=== Saved entries ===
+++

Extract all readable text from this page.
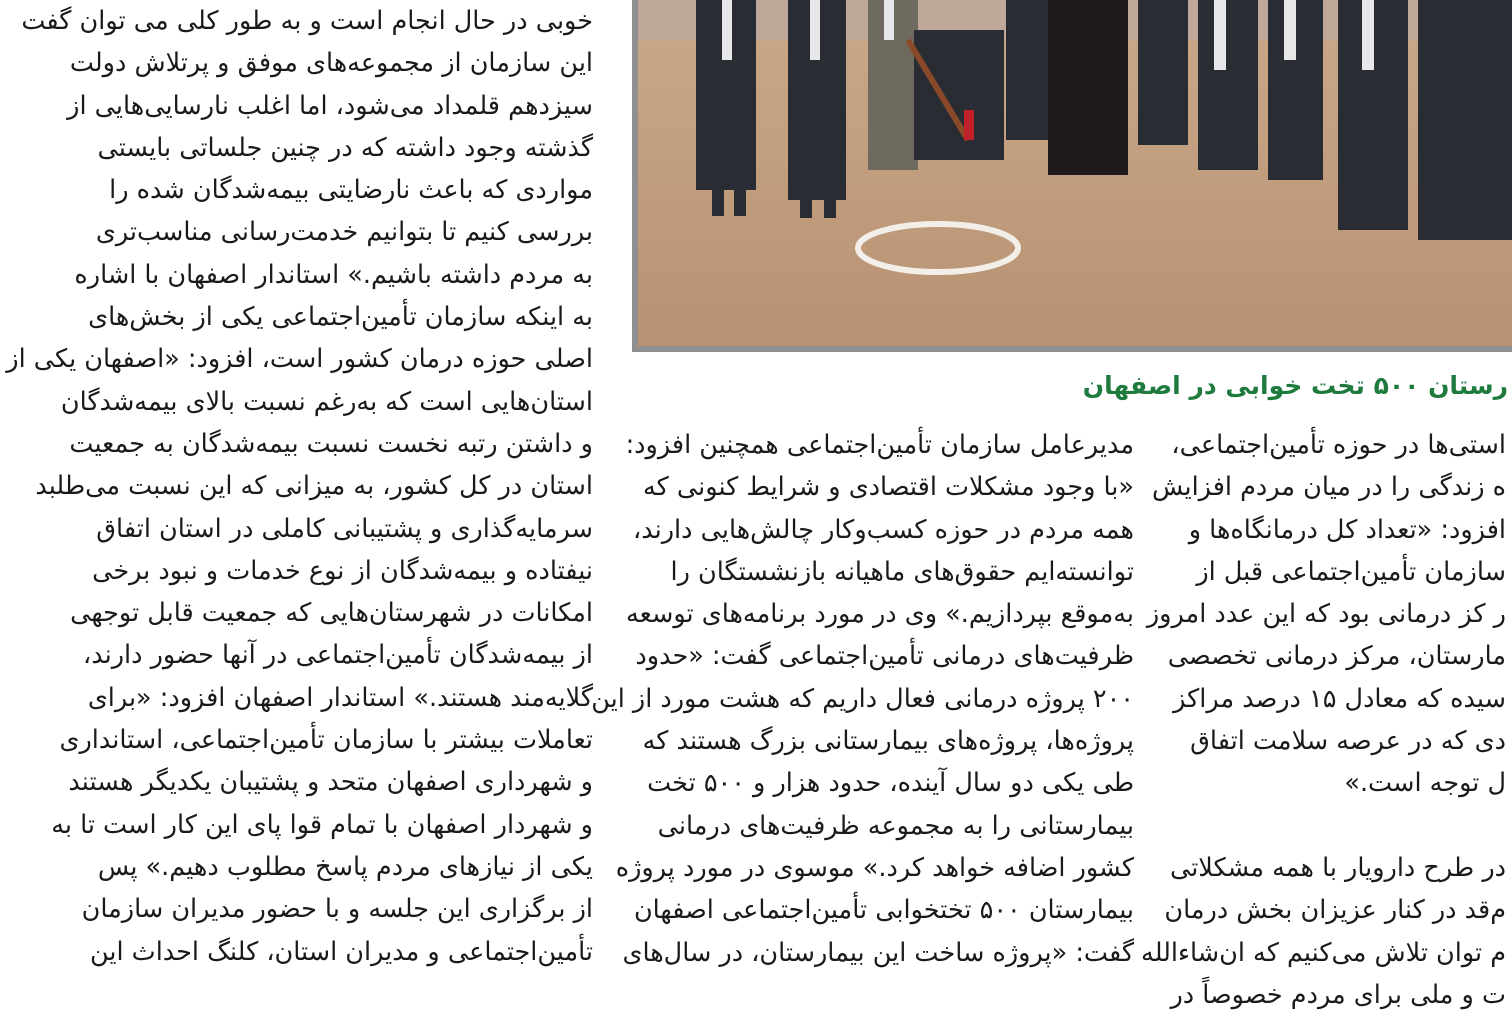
رستان ۵۰۰ تخت خوابی در اصفهان
خوبی در حال انجام است و به طور کلی می توان گفت
این سازمان از مجموعه‌های موفق و پرتلاش دولت
سیزدهم قلمداد می‌شود، اما اغلب نارسایی‌هایی از
گذشته وجود داشته که در چنین جلساتی بایستی
مواردی که باعث نارضایتی بیمه‌شدگان شده را
بررسی کنیم تا بتوانیم خدمت‌رسانی مناسب‌تری
به مردم داشته باشیم.» استاندار اصفهان با اشاره
به اینکه سازمان تأمین‌اجتماعی یکی از بخش‌های
اصلی حوزه درمان کشور است، افزود: «اصفهان یکی از
استان‌هایی است که به‌رغم نسبت بالای بیمه‌شدگان
و داشتن رتبه نخست نسبت بیمه‌شدگان به جمعیت
استان در کل کشور، به میزانی که این نسبت می‌طلبد
سرمایه‌گذاری و پشتیبانی کاملی در استان اتفاق
نیفتاده و بیمه‌شدگان از نوع خدمات و نبود برخی
امکانات در شهرستان‌هایی که جمعیت قابل توجهی
از بیمه‌شدگان تأمین‌اجتماعی در آنها حضور دارند،
گلایه‌مند هستند.» استاندار اصفهان افزود: «برای
تعاملات بیشتر با سازمان تأمین‌اجتماعی، استانداری
و شهرداری اصفهان متحد و پشتیبان یکدیگر هستند
و شهردار اصفهان با تمام قوا پای این کار است تا به
یکی از نیازهای مردم پاسخ مطلوب دهیم.» پس
از برگزاری این جلسه و با حضور مدیران سازمان
تأمین‌اجتماعی و مدیران استان، کلنگ احداث این
مدیرعامل سازمان تأمین‌اجتماعی همچنین افزود:
«با وجود مشکلات اقتصادی و شرایط کنونی که
همه مردم در حوزه کسب‌وکار چالش‌هایی دارند،
توانسته‌ایم حقوق‌های ماهیانه بازنشستگان را
به‌موقع بپردازیم.» وی در مورد برنامه‌های توسعه
ظرفیت‌های درمانی تأمین‌اجتماعی گفت: «حدود
۲۰۰ پروژه درمانی فعال داریم که هشت مورد از این
پروژه‌ها، پروژه‌های بیمارستانی بزرگ هستند که
طی یکی دو سال آینده، حدود هزار و ۵۰۰ تخت
بیمارستانی را به مجموعه ظرفیت‌های درمانی
کشور اضافه خواهد کرد.» موسوی در مورد پروژه
بیمارستان ۵۰۰ تختخوابی تأمین‌اجتماعی اصفهان
گفت: «پروژه ساخت این بیمارستان، در سال‌های
استی‌ها در حوزه تأمین‌اجتماعی،
ه زندگی را در میان مردم افزایش
افزود: «تعداد کل درمانگاه‌ها و
سازمان تأمین‌اجتماعی قبل از
ر کز درمانی بود که این عدد امروز
مارستان، مرکز درمانی تخصصی
سیده که معادل ۱۵ درصد مراکز
دی که در عرصه سلامت اتفاق
ل توجه است.»
در طرح دارویار با همه مشکلاتی
م‌قد در کنار عزیزان بخش درمان
م توان تلاش می‌کنیم که ان‌شاءالله
ت و ملی برای مردم خصوصاً در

+++

=== OBJECTIVE ===
Transcribe all the records above word for word, without their images.

=== CORRECT RESULT ===
Extract all readable text from this page.
رستان ۵۰۰ تخت خوابی در اصفهان
خوبی در حال انجام است و به طور کلی می توان گفت
این سازمان از مجموعه‌های موفق و پرتلاش دولت
سیزدهم قلمداد می‌شود، اما اغلب نارسایی‌هایی از
گذشته وجود داشته که در چنین جلساتی بایستی
مواردی که باعث نارضایتی بیمه‌شدگان شده را
بررسی کنیم تا بتوانیم خدمت‌رسانی مناسب‌تری
به مردم داشته باشیم.» استاندار اصفهان با اشاره
به اینکه سازمان تأمین‌اجتماعی یکی از بخش‌های
اصلی حوزه درمان کشور است، افزود: «اصفهان یکی از
استان‌هایی است که به‌رغم نسبت بالای بیمه‌شدگان
و داشتن رتبه نخست نسبت بیمه‌شدگان به جمعیت
استان در کل کشور، به میزانی که این نسبت می‌طلبد
سرمایه‌گذاری و پشتیبانی کاملی در استان اتفاق
نیفتاده و بیمه‌شدگان از نوع خدمات و نبود برخی
امکانات در شهرستان‌هایی که جمعیت قابل توجهی
از بیمه‌شدگان تأمین‌اجتماعی در آنها حضور دارند،
گلایه‌مند هستند.» استاندار اصفهان افزود: «برای
تعاملات بیشتر با سازمان تأمین‌اجتماعی، استانداری
و شهرداری اصفهان متحد و پشتیبان یکدیگر هستند
و شهردار اصفهان با تمام قوا پای این کار است تا به
یکی از نیازهای مردم پاسخ مطلوب دهیم.» پس
از برگزاری این جلسه و با حضور مدیران سازمان
تأمین‌اجتماعی و مدیران استان، کلنگ احداث این
مدیرعامل سازمان تأمین‌اجتماعی همچنین افزود:
«با وجود مشکلات اقتصادی و شرایط کنونی که
همه مردم در حوزه کسب‌وکار چالش‌هایی دارند،
توانسته‌ایم حقوق‌های ماهیانه بازنشستگان را
به‌موقع بپردازیم.» وی در مورد برنامه‌های توسعه
ظرفیت‌های درمانی تأمین‌اجتماعی گفت: «حدود
۲۰۰ پروژه درمانی فعال داریم که هشت مورد از این
پروژه‌ها، پروژه‌های بیمارستانی بزرگ هستند که
طی یکی دو سال آینده، حدود هزار و ۵۰۰ تخت
بیمارستانی را به مجموعه ظرفیت‌های درمانی
کشور اضافه خواهد کرد.» موسوی در مورد پروژه
بیمارستان ۵۰۰ تختخوابی تأمین‌اجتماعی اصفهان
گفت: «پروژه ساخت این بیمارستان، در سال‌های
استی‌ها در حوزه تأمین‌اجتماعی،
ه زندگی را در میان مردم افزایش
افزود: «تعداد کل درمانگاه‌ها و
سازمان تأمین‌اجتماعی قبل از
ر کز درمانی بود که این عدد امروز
مارستان، مرکز درمانی تخصصی
سیده که معادل ۱۵ درصد مراکز
دی که در عرصه سلامت اتفاق
ل توجه است.»
در طرح دارویار با همه مشکلاتی
م‌قد در کنار عزیزان بخش درمان
م توان تلاش می‌کنیم که ان‌شاءالله
ت و ملی برای مردم خصوصاً در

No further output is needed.